Written request: Return a copy of each line that holds the string "content".

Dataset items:
»»

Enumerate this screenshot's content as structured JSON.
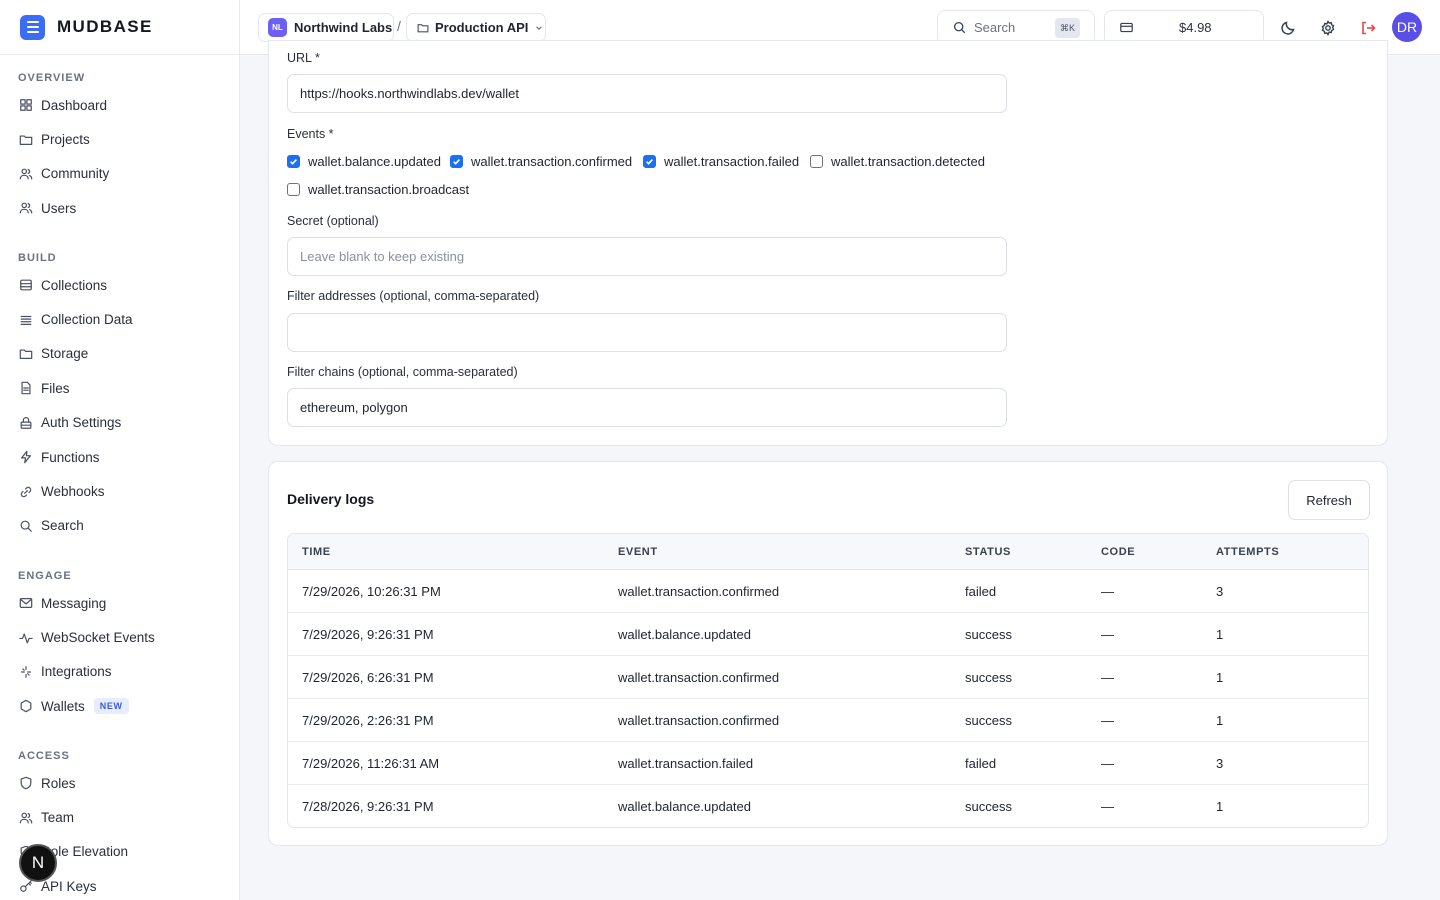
{
  "brand": {
    "name": "MUDBASE"
  },
  "sidebar": {
    "sections": [
      {
        "title": "OVERVIEW",
        "items": [
          {
            "label": "Dashboard",
            "icon": "grid-icon"
          },
          {
            "label": "Projects",
            "icon": "folder-icon"
          },
          {
            "label": "Community",
            "icon": "users-icon"
          },
          {
            "label": "Users",
            "icon": "users-icon"
          }
        ]
      },
      {
        "title": "BUILD",
        "items": [
          {
            "label": "Collections",
            "icon": "database-icon"
          },
          {
            "label": "Collection Data",
            "icon": "list-icon"
          },
          {
            "label": "Storage",
            "icon": "folder-icon"
          },
          {
            "label": "Files",
            "icon": "file-icon"
          },
          {
            "label": "Auth Settings",
            "icon": "lock-icon"
          },
          {
            "label": "Functions",
            "icon": "bolt-icon"
          },
          {
            "label": "Webhooks",
            "icon": "link-icon"
          },
          {
            "label": "Search",
            "icon": "search-icon"
          }
        ]
      },
      {
        "title": "ENGAGE",
        "items": [
          {
            "label": "Messaging",
            "icon": "mail-icon"
          },
          {
            "label": "WebSocket Events",
            "icon": "activity-icon"
          },
          {
            "label": "Integrations",
            "icon": "sparkle-icon"
          },
          {
            "label": "Wallets",
            "icon": "hexagon-icon",
            "badge": "NEW"
          }
        ]
      },
      {
        "title": "ACCESS",
        "items": [
          {
            "label": "Roles",
            "icon": "shield-icon"
          },
          {
            "label": "Team",
            "icon": "users-icon"
          },
          {
            "label": "Role Elevation",
            "icon": "shield-icon"
          },
          {
            "label": "API Keys",
            "icon": "key-icon"
          }
        ]
      }
    ],
    "floating_button": "N"
  },
  "header": {
    "org": {
      "initials": "NL",
      "name": "Northwind Labs"
    },
    "separator": "/",
    "project": {
      "name": "Production API"
    },
    "search": {
      "placeholder": "Search",
      "shortcut": "⌘K"
    },
    "balance": "$4.98",
    "user_initials": "DR"
  },
  "webhook_form": {
    "url_label": "URL *",
    "url_value": "https://hooks.northwindlabs.dev/wallet",
    "events_label": "Events *",
    "events": [
      {
        "name": "wallet.balance.updated",
        "checked": true
      },
      {
        "name": "wallet.transaction.confirmed",
        "checked": true
      },
      {
        "name": "wallet.transaction.failed",
        "checked": true
      },
      {
        "name": "wallet.transaction.detected",
        "checked": false
      },
      {
        "name": "wallet.transaction.broadcast",
        "checked": false
      }
    ],
    "secret_label": "Secret (optional)",
    "secret_placeholder": "Leave blank to keep existing",
    "filter_addresses_label": "Filter addresses (optional, comma-separated)",
    "filter_addresses_value": "",
    "filter_chains_label": "Filter chains (optional, comma-separated)",
    "filter_chains_value": "ethereum, polygon"
  },
  "delivery_logs": {
    "title": "Delivery logs",
    "refresh_label": "Refresh",
    "columns": [
      "TIME",
      "EVENT",
      "STATUS",
      "CODE",
      "ATTEMPTS"
    ],
    "rows": [
      {
        "time": "7/29/2026, 10:26:31 PM",
        "event": "wallet.transaction.confirmed",
        "status": "failed",
        "code": "—",
        "attempts": "3"
      },
      {
        "time": "7/29/2026, 9:26:31 PM",
        "event": "wallet.balance.updated",
        "status": "success",
        "code": "—",
        "attempts": "1"
      },
      {
        "time": "7/29/2026, 6:26:31 PM",
        "event": "wallet.transaction.confirmed",
        "status": "success",
        "code": "—",
        "attempts": "1"
      },
      {
        "time": "7/29/2026, 2:26:31 PM",
        "event": "wallet.transaction.confirmed",
        "status": "success",
        "code": "—",
        "attempts": "1"
      },
      {
        "time": "7/29/2026, 11:26:31 AM",
        "event": "wallet.transaction.failed",
        "status": "failed",
        "code": "—",
        "attempts": "3"
      },
      {
        "time": "7/28/2026, 9:26:31 PM",
        "event": "wallet.balance.updated",
        "status": "success",
        "code": "—",
        "attempts": "1"
      }
    ]
  },
  "colors": {
    "accent": "#3b6cf5",
    "checkbox": "#1a6ff2",
    "logout": "#e5484d",
    "avatar": "#5b4ee6"
  }
}
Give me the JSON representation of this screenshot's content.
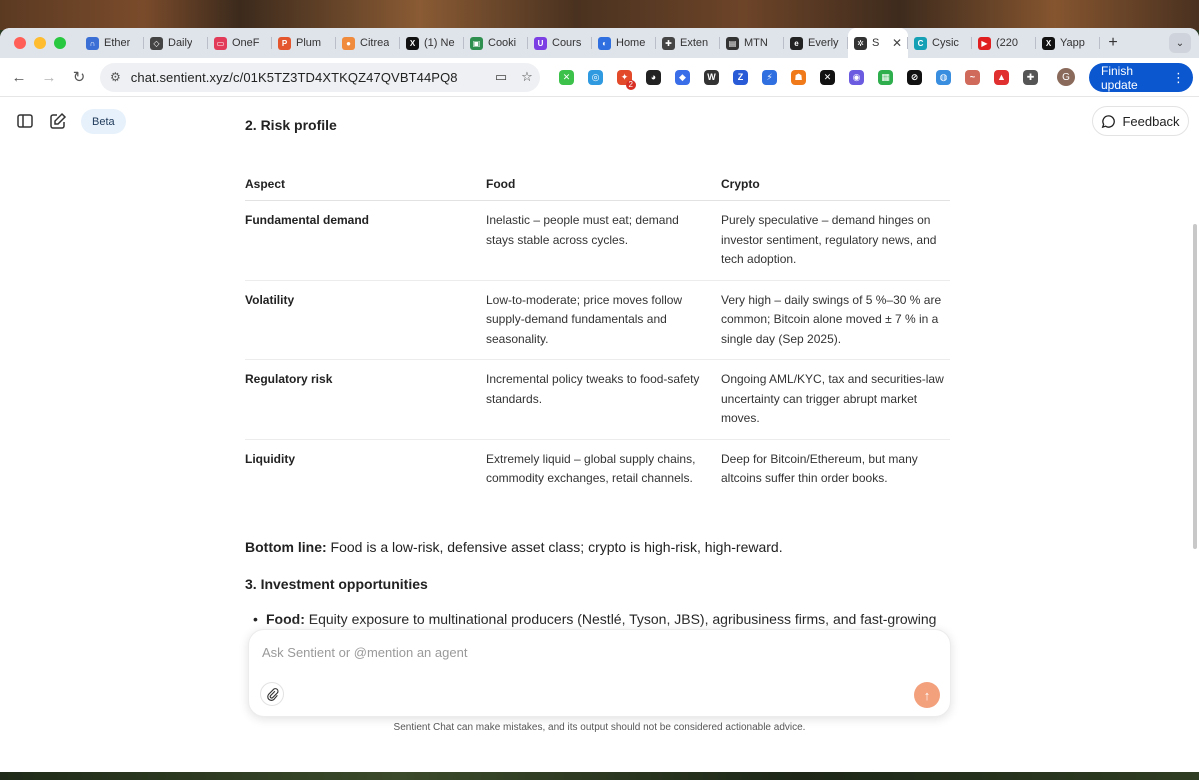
{
  "browser": {
    "tabs": [
      {
        "label": "Ether",
        "color": "#3b6fd6",
        "glyph": "∩"
      },
      {
        "label": "Daily",
        "color": "#444444",
        "glyph": "◇"
      },
      {
        "label": "OneF",
        "color": "#e23b5a",
        "glyph": "▭"
      },
      {
        "label": "Plum",
        "color": "#e4572e",
        "glyph": "P"
      },
      {
        "label": "Citrea",
        "color": "#f08a3c",
        "glyph": "●"
      },
      {
        "label": "(1) Ne",
        "color": "#111111",
        "glyph": "X"
      },
      {
        "label": "Cooki",
        "color": "#2f8f4e",
        "glyph": "▣"
      },
      {
        "label": "Cours",
        "color": "#7b3fe4",
        "glyph": "U"
      },
      {
        "label": "Home",
        "color": "#2f6fe0",
        "glyph": "◐"
      },
      {
        "label": "Exten",
        "color": "#444444",
        "glyph": "✚"
      },
      {
        "label": "MTN",
        "color": "#333333",
        "glyph": "▤"
      },
      {
        "label": "Everly",
        "color": "#222222",
        "glyph": "e"
      },
      {
        "label": "S",
        "color": "#333333",
        "glyph": "✲",
        "active": true
      },
      {
        "label": "Cysic",
        "color": "#16a0b5",
        "glyph": "C"
      },
      {
        "label": "(220",
        "color": "#e02020",
        "glyph": "▶"
      },
      {
        "label": "Yapp",
        "color": "#111111",
        "glyph": "X"
      }
    ],
    "url": "chat.sentient.xyz/c/01K5TZ3TD4XTKQZ47QVBT44PQ8",
    "extensions": [
      {
        "color": "#3cc24a",
        "glyph": "✕"
      },
      {
        "color": "#2f9ae0",
        "glyph": "◎"
      },
      {
        "color": "#e24a2a",
        "glyph": "✦",
        "badge": "2"
      },
      {
        "color": "#222222",
        "glyph": "◕"
      },
      {
        "color": "#3a6ee8",
        "glyph": "◆"
      },
      {
        "color": "#333333",
        "glyph": "W"
      },
      {
        "color": "#2a5bd7",
        "glyph": "Z"
      },
      {
        "color": "#2f6fe0",
        "glyph": "⚡"
      },
      {
        "color": "#f07a1a",
        "glyph": "☗"
      },
      {
        "color": "#111111",
        "glyph": "✕"
      },
      {
        "color": "#6b5be0",
        "glyph": "◉"
      },
      {
        "color": "#2fae4e",
        "glyph": "▦"
      },
      {
        "color": "#111111",
        "glyph": "⊘"
      },
      {
        "color": "#3a8ee0",
        "glyph": "◍"
      },
      {
        "color": "#d06a5a",
        "glyph": "~"
      },
      {
        "color": "#e03030",
        "glyph": "▲"
      },
      {
        "color": "#555555",
        "glyph": "✚"
      }
    ],
    "avatar": "G",
    "finish_update": "Finish update"
  },
  "app": {
    "beta": "Beta",
    "feedback": "Feedback"
  },
  "content": {
    "risk_title": "2. Risk profile",
    "table": {
      "headers": [
        "Aspect",
        "Food",
        "Crypto"
      ],
      "rows": [
        {
          "aspect": "Fundamental demand",
          "food": "Inelastic – people must eat; demand stays stable across cycles.",
          "crypto": "Purely speculative – demand hinges on investor sentiment, regulatory news, and tech adoption."
        },
        {
          "aspect": "Volatility",
          "food": "Low-to-moderate; price moves follow supply-demand fundamentals and seasonality.",
          "crypto": "Very high – daily swings of 5 %–30 % are common; Bitcoin alone moved ± 7 % in a single day (Sep 2025)."
        },
        {
          "aspect": "Regulatory risk",
          "food": "Incremental policy tweaks to food-safety standards.",
          "crypto": "Ongoing AML/KYC, tax and securities-law uncertainty can trigger abrupt market moves."
        },
        {
          "aspect": "Liquidity",
          "food": "Extremely liquid – global supply chains, commodity exchanges, retail channels.",
          "crypto": "Deep for Bitcoin/Ethereum, but many altcoins suffer thin order books."
        }
      ]
    },
    "bottom_line_label": "Bottom line:",
    "bottom_line_text": " Food is a low-risk, defensive asset class; crypto is high-risk, high-reward.",
    "investment_title": "3. Investment opportunities",
    "bullet_label": "Food:",
    "bullet_text": " Equity exposure to multinational producers (Nestlé, Tyson, JBS), agribusiness firms, and fast-growing plant-based companies; ESG-focused food ETFs; agricultural commodity ETFs; logistics and cold-storage play-outs"
  },
  "composer": {
    "placeholder": "Ask Sentient or @mention an agent",
    "disclaimer": "Sentient Chat can make mistakes, and its output should not be considered actionable advice."
  }
}
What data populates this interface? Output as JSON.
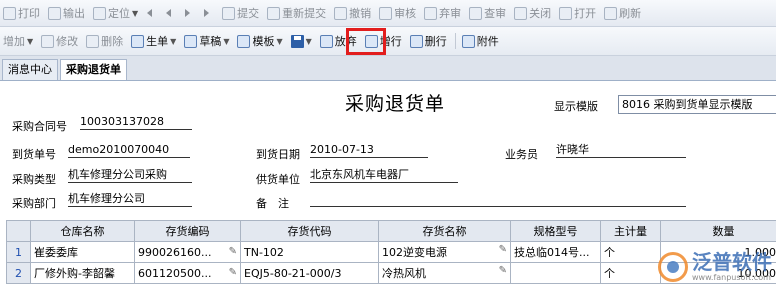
{
  "toolbar_top": {
    "items": [
      "打印",
      "输出",
      "定位",
      "",
      "",
      "",
      "",
      "提交",
      "重新提交",
      "撤销",
      "审核",
      "弃审",
      "查审",
      "关闭",
      "打开",
      "刷新"
    ]
  },
  "toolbar_main": {
    "add": "增加",
    "modify": "修改",
    "delete": "删除",
    "generate": "生单",
    "draft": "草稿",
    "template": "模板",
    "abandon": "放弃",
    "add_row": "增行",
    "delete_row": "删行",
    "attachment": "附件"
  },
  "tabs": [
    "消息中心",
    "采购退货单"
  ],
  "form": {
    "title": "采购退货单",
    "template_label": "显示模版",
    "template_value": "8016 采购到货单显示模版",
    "fields": {
      "contract_label": "采购合同号",
      "contract_value": "100303137028",
      "arrival_no_label": "到货单号",
      "arrival_no_value": "demo2010070040",
      "arrival_date_label": "到货日期",
      "arrival_date_value": "2010-07-13",
      "salesman_label": "业务员",
      "salesman_value": "许晓华",
      "purchase_type_label": "采购类型",
      "purchase_type_value": "机车修理分公司采购",
      "supplier_label": "供货单位",
      "supplier_value": "北京东风机车电器厂",
      "dept_label": "采购部门",
      "dept_value": "机车修理分公司",
      "remark_label": "备　注",
      "remark_value": ""
    }
  },
  "table": {
    "headers": [
      "",
      "仓库名称",
      "存货编码",
      "存货代码",
      "存货名称",
      "规格型号",
      "主计量",
      "数量"
    ],
    "rows": [
      [
        "1",
        "崔委委库",
        "990026160...",
        "TN-102",
        "102逆变电源",
        "技总临014号...",
        "个",
        "1.0000"
      ],
      [
        "2",
        "厂修外购-李韶馨",
        "601120500...",
        "EQJ5-80-21-000/3",
        "冷热风机",
        "",
        "个",
        "10.0000"
      ]
    ]
  },
  "watermark": {
    "text": "泛普软件",
    "url": "www.fanpusoft.com"
  }
}
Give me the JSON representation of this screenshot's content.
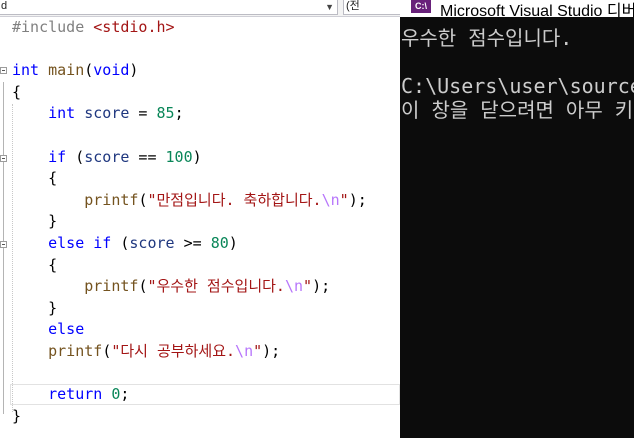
{
  "editor": {
    "dropdown_left": "d",
    "dropdown_right": "(전",
    "code_lines": [
      {
        "tokens": [
          {
            "t": "#include ",
            "c": "pp"
          },
          {
            "t": "<stdio.h>",
            "c": "hd"
          }
        ]
      },
      {
        "tokens": []
      },
      {
        "tokens": [
          {
            "t": "int",
            "c": "kw"
          },
          {
            "t": " ",
            "c": "op"
          },
          {
            "t": "main",
            "c": "fn"
          },
          {
            "t": "(",
            "c": "op"
          },
          {
            "t": "void",
            "c": "kw"
          },
          {
            "t": ")",
            "c": "op"
          }
        ]
      },
      {
        "tokens": [
          {
            "t": "{",
            "c": "op"
          }
        ]
      },
      {
        "tokens": [
          {
            "t": "    ",
            "c": "op"
          },
          {
            "t": "int",
            "c": "kw"
          },
          {
            "t": " ",
            "c": "op"
          },
          {
            "t": "score",
            "c": "vr"
          },
          {
            "t": " = ",
            "c": "op"
          },
          {
            "t": "85",
            "c": "nm"
          },
          {
            "t": ";",
            "c": "op"
          }
        ]
      },
      {
        "tokens": []
      },
      {
        "tokens": [
          {
            "t": "    ",
            "c": "op"
          },
          {
            "t": "if",
            "c": "kw"
          },
          {
            "t": " (",
            "c": "op"
          },
          {
            "t": "score",
            "c": "vr"
          },
          {
            "t": " == ",
            "c": "op"
          },
          {
            "t": "100",
            "c": "nm"
          },
          {
            "t": ")",
            "c": "op"
          }
        ]
      },
      {
        "tokens": [
          {
            "t": "    {",
            "c": "op"
          }
        ]
      },
      {
        "tokens": [
          {
            "t": "        ",
            "c": "op"
          },
          {
            "t": "printf",
            "c": "fn"
          },
          {
            "t": "(",
            "c": "op"
          },
          {
            "t": "\"만점입니다. 축하합니다.",
            "c": "st"
          },
          {
            "t": "\\n",
            "c": "es"
          },
          {
            "t": "\"",
            "c": "st"
          },
          {
            "t": ");",
            "c": "op"
          }
        ]
      },
      {
        "tokens": [
          {
            "t": "    }",
            "c": "op"
          }
        ]
      },
      {
        "tokens": [
          {
            "t": "    ",
            "c": "op"
          },
          {
            "t": "else if",
            "c": "kw"
          },
          {
            "t": " (",
            "c": "op"
          },
          {
            "t": "score",
            "c": "vr"
          },
          {
            "t": " >= ",
            "c": "op"
          },
          {
            "t": "80",
            "c": "nm"
          },
          {
            "t": ")",
            "c": "op"
          }
        ]
      },
      {
        "tokens": [
          {
            "t": "    {",
            "c": "op"
          }
        ]
      },
      {
        "tokens": [
          {
            "t": "        ",
            "c": "op"
          },
          {
            "t": "printf",
            "c": "fn"
          },
          {
            "t": "(",
            "c": "op"
          },
          {
            "t": "\"우수한 점수입니다.",
            "c": "st"
          },
          {
            "t": "\\n",
            "c": "es"
          },
          {
            "t": "\"",
            "c": "st"
          },
          {
            "t": ");",
            "c": "op"
          }
        ]
      },
      {
        "tokens": [
          {
            "t": "    }",
            "c": "op"
          }
        ]
      },
      {
        "tokens": [
          {
            "t": "    ",
            "c": "op"
          },
          {
            "t": "else",
            "c": "kw"
          }
        ]
      },
      {
        "tokens": [
          {
            "t": "    ",
            "c": "op"
          },
          {
            "t": "printf",
            "c": "fn"
          },
          {
            "t": "(",
            "c": "op"
          },
          {
            "t": "\"다시 공부하세요.",
            "c": "st"
          },
          {
            "t": "\\n",
            "c": "es"
          },
          {
            "t": "\"",
            "c": "st"
          },
          {
            "t": ");",
            "c": "op"
          }
        ]
      },
      {
        "tokens": []
      },
      {
        "tokens": [
          {
            "t": "    ",
            "c": "op"
          },
          {
            "t": "return",
            "c": "kw"
          },
          {
            "t": " ",
            "c": "op"
          },
          {
            "t": "0",
            "c": "nm"
          },
          {
            "t": ";",
            "c": "op"
          }
        ]
      },
      {
        "tokens": [
          {
            "t": "}",
            "c": "op"
          }
        ]
      }
    ]
  },
  "console": {
    "icon_label": "C:\\",
    "title": "Microsoft Visual Studio 디버그 콘솔",
    "lines": [
      "우수한 점수입니다.",
      "",
      "C:\\Users\\user\\source\\repos",
      "이 창을 닫으려면 아무 키나 누르세요..."
    ]
  },
  "colors": {
    "keyword": "#0000ff",
    "string": "#a31515",
    "number": "#098658",
    "function": "#74531f",
    "variable": "#1f377f",
    "preprocessor": "#808080",
    "escape": "#b776fb",
    "console_bg": "#0c0c0c",
    "console_text": "#cccccc",
    "vs_purple": "#68217a"
  }
}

««

Task output:
Enumerate this screenshot's content as structured JSON.
Give me the JSON representation of this screenshot's content.
  "content": {
Give me the JSON representation of this screenshot's content.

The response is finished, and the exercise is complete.